Reproduce the whole listing, character for character.

------------------------------

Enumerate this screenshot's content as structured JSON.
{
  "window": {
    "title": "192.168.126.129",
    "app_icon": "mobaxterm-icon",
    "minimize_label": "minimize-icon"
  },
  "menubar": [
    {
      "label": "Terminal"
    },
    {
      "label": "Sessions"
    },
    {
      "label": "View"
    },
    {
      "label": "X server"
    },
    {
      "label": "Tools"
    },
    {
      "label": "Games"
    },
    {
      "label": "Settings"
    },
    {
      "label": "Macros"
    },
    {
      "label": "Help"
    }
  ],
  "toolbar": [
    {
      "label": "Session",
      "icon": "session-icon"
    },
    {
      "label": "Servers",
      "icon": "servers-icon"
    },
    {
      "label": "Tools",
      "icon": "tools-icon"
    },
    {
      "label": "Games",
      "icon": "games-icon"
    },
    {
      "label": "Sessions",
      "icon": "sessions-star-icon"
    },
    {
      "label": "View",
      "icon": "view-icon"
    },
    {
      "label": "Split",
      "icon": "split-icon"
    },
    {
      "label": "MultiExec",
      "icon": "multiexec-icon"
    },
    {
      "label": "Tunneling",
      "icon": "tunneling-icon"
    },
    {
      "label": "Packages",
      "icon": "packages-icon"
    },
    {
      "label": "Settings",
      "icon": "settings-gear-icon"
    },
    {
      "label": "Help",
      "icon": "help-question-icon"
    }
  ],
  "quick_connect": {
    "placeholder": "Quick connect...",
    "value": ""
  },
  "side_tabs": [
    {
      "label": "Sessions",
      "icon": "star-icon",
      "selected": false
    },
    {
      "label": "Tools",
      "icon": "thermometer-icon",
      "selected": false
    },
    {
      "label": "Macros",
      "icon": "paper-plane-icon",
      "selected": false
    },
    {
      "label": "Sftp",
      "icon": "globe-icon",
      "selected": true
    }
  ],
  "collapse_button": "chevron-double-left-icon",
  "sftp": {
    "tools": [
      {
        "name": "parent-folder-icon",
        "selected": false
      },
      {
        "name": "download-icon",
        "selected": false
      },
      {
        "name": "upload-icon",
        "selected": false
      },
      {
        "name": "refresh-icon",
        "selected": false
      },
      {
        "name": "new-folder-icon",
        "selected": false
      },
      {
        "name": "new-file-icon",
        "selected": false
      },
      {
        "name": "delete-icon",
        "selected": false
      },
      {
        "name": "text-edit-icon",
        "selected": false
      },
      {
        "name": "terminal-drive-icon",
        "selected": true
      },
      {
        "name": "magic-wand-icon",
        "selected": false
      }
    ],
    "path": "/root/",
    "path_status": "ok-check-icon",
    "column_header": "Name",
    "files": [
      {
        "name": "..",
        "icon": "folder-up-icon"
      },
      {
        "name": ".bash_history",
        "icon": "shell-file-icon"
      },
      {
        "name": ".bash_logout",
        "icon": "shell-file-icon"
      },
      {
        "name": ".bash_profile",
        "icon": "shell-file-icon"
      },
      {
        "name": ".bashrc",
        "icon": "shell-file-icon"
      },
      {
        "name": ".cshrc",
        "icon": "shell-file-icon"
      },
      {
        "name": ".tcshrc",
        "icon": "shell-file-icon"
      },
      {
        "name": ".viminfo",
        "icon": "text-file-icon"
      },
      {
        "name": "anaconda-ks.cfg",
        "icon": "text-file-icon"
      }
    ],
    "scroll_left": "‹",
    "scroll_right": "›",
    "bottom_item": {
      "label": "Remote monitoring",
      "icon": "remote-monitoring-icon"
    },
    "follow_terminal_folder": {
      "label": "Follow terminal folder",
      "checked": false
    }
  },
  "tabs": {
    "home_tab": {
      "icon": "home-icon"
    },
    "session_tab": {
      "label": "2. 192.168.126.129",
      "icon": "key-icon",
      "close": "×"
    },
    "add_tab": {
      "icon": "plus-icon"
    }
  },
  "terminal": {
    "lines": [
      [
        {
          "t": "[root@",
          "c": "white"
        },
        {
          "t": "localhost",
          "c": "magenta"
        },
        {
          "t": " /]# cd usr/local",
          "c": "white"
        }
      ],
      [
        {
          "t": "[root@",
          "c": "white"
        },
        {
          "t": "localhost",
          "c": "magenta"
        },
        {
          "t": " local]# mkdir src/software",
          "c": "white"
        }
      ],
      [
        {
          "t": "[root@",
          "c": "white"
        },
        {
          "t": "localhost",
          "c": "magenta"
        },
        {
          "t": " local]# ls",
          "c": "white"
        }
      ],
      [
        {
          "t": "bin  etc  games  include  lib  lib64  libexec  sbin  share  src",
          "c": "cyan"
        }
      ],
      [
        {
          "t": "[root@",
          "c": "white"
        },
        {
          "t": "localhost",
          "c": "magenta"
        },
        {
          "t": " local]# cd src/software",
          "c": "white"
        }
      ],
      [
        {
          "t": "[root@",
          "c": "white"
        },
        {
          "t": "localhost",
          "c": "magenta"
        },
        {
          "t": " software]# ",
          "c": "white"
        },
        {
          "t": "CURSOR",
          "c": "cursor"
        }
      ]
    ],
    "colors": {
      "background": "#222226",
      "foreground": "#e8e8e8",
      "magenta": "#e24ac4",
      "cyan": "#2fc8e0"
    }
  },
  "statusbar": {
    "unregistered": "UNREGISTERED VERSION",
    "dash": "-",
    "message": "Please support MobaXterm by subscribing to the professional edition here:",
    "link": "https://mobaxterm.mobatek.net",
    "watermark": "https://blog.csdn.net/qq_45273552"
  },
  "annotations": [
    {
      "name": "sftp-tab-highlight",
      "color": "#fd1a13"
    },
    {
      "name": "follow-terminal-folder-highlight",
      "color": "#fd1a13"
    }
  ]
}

------------------------------

-- CORRECT RESULT --
Enumerate this screenshot's content as structured JSON.
{
  "window": {
    "title": "192.168.126.129",
    "app_icon": "mobaxterm-icon",
    "minimize_label": "minimize-icon"
  },
  "menubar": [
    {
      "label": "Terminal"
    },
    {
      "label": "Sessions"
    },
    {
      "label": "View"
    },
    {
      "label": "X server"
    },
    {
      "label": "Tools"
    },
    {
      "label": "Games"
    },
    {
      "label": "Settings"
    },
    {
      "label": "Macros"
    },
    {
      "label": "Help"
    }
  ],
  "toolbar": [
    {
      "label": "Session",
      "icon": "session-icon"
    },
    {
      "label": "Servers",
      "icon": "servers-icon"
    },
    {
      "label": "Tools",
      "icon": "tools-icon"
    },
    {
      "label": "Games",
      "icon": "games-icon"
    },
    {
      "label": "Sessions",
      "icon": "sessions-star-icon"
    },
    {
      "label": "View",
      "icon": "view-icon"
    },
    {
      "label": "Split",
      "icon": "split-icon"
    },
    {
      "label": "MultiExec",
      "icon": "multiexec-icon"
    },
    {
      "label": "Tunneling",
      "icon": "tunneling-icon"
    },
    {
      "label": "Packages",
      "icon": "packages-icon"
    },
    {
      "label": "Settings",
      "icon": "settings-gear-icon"
    },
    {
      "label": "Help",
      "icon": "help-question-icon"
    }
  ],
  "quick_connect": {
    "placeholder": "Quick connect...",
    "value": ""
  },
  "side_tabs": [
    {
      "label": "Sessions",
      "icon": "star-icon",
      "selected": false
    },
    {
      "label": "Tools",
      "icon": "thermometer-icon",
      "selected": false
    },
    {
      "label": "Macros",
      "icon": "paper-plane-icon",
      "selected": false
    },
    {
      "label": "Sftp",
      "icon": "globe-icon",
      "selected": true
    }
  ],
  "collapse_button": "chevron-double-left-icon",
  "sftp": {
    "tools": [
      {
        "name": "parent-folder-icon",
        "selected": false
      },
      {
        "name": "download-icon",
        "selected": false
      },
      {
        "name": "upload-icon",
        "selected": false
      },
      {
        "name": "refresh-icon",
        "selected": false
      },
      {
        "name": "new-folder-icon",
        "selected": false
      },
      {
        "name": "new-file-icon",
        "selected": false
      },
      {
        "name": "delete-icon",
        "selected": false
      },
      {
        "name": "text-edit-icon",
        "selected": false
      },
      {
        "name": "terminal-drive-icon",
        "selected": true
      },
      {
        "name": "magic-wand-icon",
        "selected": false
      }
    ],
    "path": "/root/",
    "path_status": "ok-check-icon",
    "column_header": "Name",
    "files": [
      {
        "name": "..",
        "icon": "folder-up-icon"
      },
      {
        "name": ".bash_history",
        "icon": "shell-file-icon"
      },
      {
        "name": ".bash_logout",
        "icon": "shell-file-icon"
      },
      {
        "name": ".bash_profile",
        "icon": "shell-file-icon"
      },
      {
        "name": ".bashrc",
        "icon": "shell-file-icon"
      },
      {
        "name": ".cshrc",
        "icon": "shell-file-icon"
      },
      {
        "name": ".tcshrc",
        "icon": "shell-file-icon"
      },
      {
        "name": ".viminfo",
        "icon": "text-file-icon"
      },
      {
        "name": "anaconda-ks.cfg",
        "icon": "text-file-icon"
      }
    ],
    "scroll_left": "‹",
    "scroll_right": "›",
    "bottom_item": {
      "label": "Remote monitoring",
      "icon": "remote-monitoring-icon"
    },
    "follow_terminal_folder": {
      "label": "Follow terminal folder",
      "checked": false
    }
  },
  "tabs": {
    "home_tab": {
      "icon": "home-icon"
    },
    "session_tab": {
      "label": "2. 192.168.126.129",
      "icon": "key-icon",
      "close": "×"
    },
    "add_tab": {
      "icon": "plus-icon"
    }
  },
  "terminal": {
    "lines": [
      [
        {
          "t": "[root@",
          "c": "white"
        },
        {
          "t": "localhost",
          "c": "magenta"
        },
        {
          "t": " /]# cd usr/local",
          "c": "white"
        }
      ],
      [
        {
          "t": "[root@",
          "c": "white"
        },
        {
          "t": "localhost",
          "c": "magenta"
        },
        {
          "t": " local]# mkdir src/software",
          "c": "white"
        }
      ],
      [
        {
          "t": "[root@",
          "c": "white"
        },
        {
          "t": "localhost",
          "c": "magenta"
        },
        {
          "t": " local]# ls",
          "c": "white"
        }
      ],
      [
        {
          "t": "bin  etc  games  include  lib  lib64  libexec  sbin  share  src",
          "c": "cyan"
        }
      ],
      [
        {
          "t": "[root@",
          "c": "white"
        },
        {
          "t": "localhost",
          "c": "magenta"
        },
        {
          "t": " local]# cd src/software",
          "c": "white"
        }
      ],
      [
        {
          "t": "[root@",
          "c": "white"
        },
        {
          "t": "localhost",
          "c": "magenta"
        },
        {
          "t": " software]# ",
          "c": "white"
        },
        {
          "t": "CURSOR",
          "c": "cursor"
        }
      ]
    ],
    "colors": {
      "background": "#222226",
      "foreground": "#e8e8e8",
      "magenta": "#e24ac4",
      "cyan": "#2fc8e0"
    }
  },
  "statusbar": {
    "unregistered": "UNREGISTERED VERSION",
    "dash": "-",
    "message": "Please support MobaXterm by subscribing to the professional edition here:",
    "link": "https://mobaxterm.mobatek.net",
    "watermark": "https://blog.csdn.net/qq_45273552"
  },
  "annotations": [
    {
      "name": "sftp-tab-highlight",
      "color": "#fd1a13"
    },
    {
      "name": "follow-terminal-folder-highlight",
      "color": "#fd1a13"
    }
  ]
}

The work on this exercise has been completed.